- _WHAT TO WORK ON_:
All of the material below is to be retyped exactly.

+++ RECORDS TO PROCESS +++

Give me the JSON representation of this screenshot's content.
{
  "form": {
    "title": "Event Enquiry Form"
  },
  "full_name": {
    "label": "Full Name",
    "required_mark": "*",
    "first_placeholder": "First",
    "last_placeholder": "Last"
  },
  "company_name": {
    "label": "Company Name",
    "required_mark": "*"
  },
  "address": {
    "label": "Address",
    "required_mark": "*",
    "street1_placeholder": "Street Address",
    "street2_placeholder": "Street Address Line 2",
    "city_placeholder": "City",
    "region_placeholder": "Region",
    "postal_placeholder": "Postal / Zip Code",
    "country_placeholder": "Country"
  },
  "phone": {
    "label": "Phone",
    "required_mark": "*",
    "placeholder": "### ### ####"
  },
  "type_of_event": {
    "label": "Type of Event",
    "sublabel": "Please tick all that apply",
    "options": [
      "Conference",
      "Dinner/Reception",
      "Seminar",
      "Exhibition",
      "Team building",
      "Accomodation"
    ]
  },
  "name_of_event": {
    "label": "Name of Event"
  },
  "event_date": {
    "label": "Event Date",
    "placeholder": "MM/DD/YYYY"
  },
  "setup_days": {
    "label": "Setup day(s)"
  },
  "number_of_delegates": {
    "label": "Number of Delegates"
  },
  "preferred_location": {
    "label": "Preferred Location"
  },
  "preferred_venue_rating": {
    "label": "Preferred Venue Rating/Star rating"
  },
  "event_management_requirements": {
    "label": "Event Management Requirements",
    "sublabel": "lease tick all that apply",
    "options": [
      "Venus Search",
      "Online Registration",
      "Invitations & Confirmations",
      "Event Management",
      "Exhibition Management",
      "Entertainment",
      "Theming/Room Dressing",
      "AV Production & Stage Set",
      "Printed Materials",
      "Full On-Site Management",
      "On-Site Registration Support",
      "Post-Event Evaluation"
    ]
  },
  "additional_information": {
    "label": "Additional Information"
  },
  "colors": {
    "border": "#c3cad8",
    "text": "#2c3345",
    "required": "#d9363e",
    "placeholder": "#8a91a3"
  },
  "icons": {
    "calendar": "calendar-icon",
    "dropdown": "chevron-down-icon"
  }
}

+++

- _WRITTEN ANSWER_:
Give me the JSON representation of this screenshot's content.
{
  "form": {
    "title": "Event Enquiry Form"
  },
  "full_name": {
    "label": "Full Name",
    "required_mark": "*",
    "first_placeholder": "First",
    "last_placeholder": "Last"
  },
  "company_name": {
    "label": "Company Name",
    "required_mark": "*"
  },
  "address": {
    "label": "Address",
    "required_mark": "*",
    "street1_placeholder": "Street Address",
    "street2_placeholder": "Street Address Line 2",
    "city_placeholder": "City",
    "region_placeholder": "Region",
    "postal_placeholder": "Postal / Zip Code",
    "country_placeholder": "Country"
  },
  "phone": {
    "label": "Phone",
    "required_mark": "*",
    "placeholder": "### ### ####"
  },
  "type_of_event": {
    "label": "Type of Event",
    "sublabel": "Please tick all that apply",
    "options": [
      "Conference",
      "Dinner/Reception",
      "Seminar",
      "Exhibition",
      "Team building",
      "Accomodation"
    ]
  },
  "name_of_event": {
    "label": "Name of Event"
  },
  "event_date": {
    "label": "Event Date",
    "placeholder": "MM/DD/YYYY"
  },
  "setup_days": {
    "label": "Setup day(s)"
  },
  "number_of_delegates": {
    "label": "Number of Delegates"
  },
  "preferred_location": {
    "label": "Preferred Location"
  },
  "preferred_venue_rating": {
    "label": "Preferred Venue Rating/Star rating"
  },
  "event_management_requirements": {
    "label": "Event Management Requirements",
    "sublabel": "lease tick all that apply",
    "options": [
      "Venus Search",
      "Online Registration",
      "Invitations & Confirmations",
      "Event Management",
      "Exhibition Management",
      "Entertainment",
      "Theming/Room Dressing",
      "AV Production & Stage Set",
      "Printed Materials",
      "Full On-Site Management",
      "On-Site Registration Support",
      "Post-Event Evaluation"
    ]
  },
  "additional_information": {
    "label": "Additional Information"
  },
  "colors": {
    "border": "#c3cad8",
    "text": "#2c3345",
    "required": "#d9363e",
    "placeholder": "#8a91a3"
  },
  "icons": {
    "calendar": "calendar-icon",
    "dropdown": "chevron-down-icon"
  }
}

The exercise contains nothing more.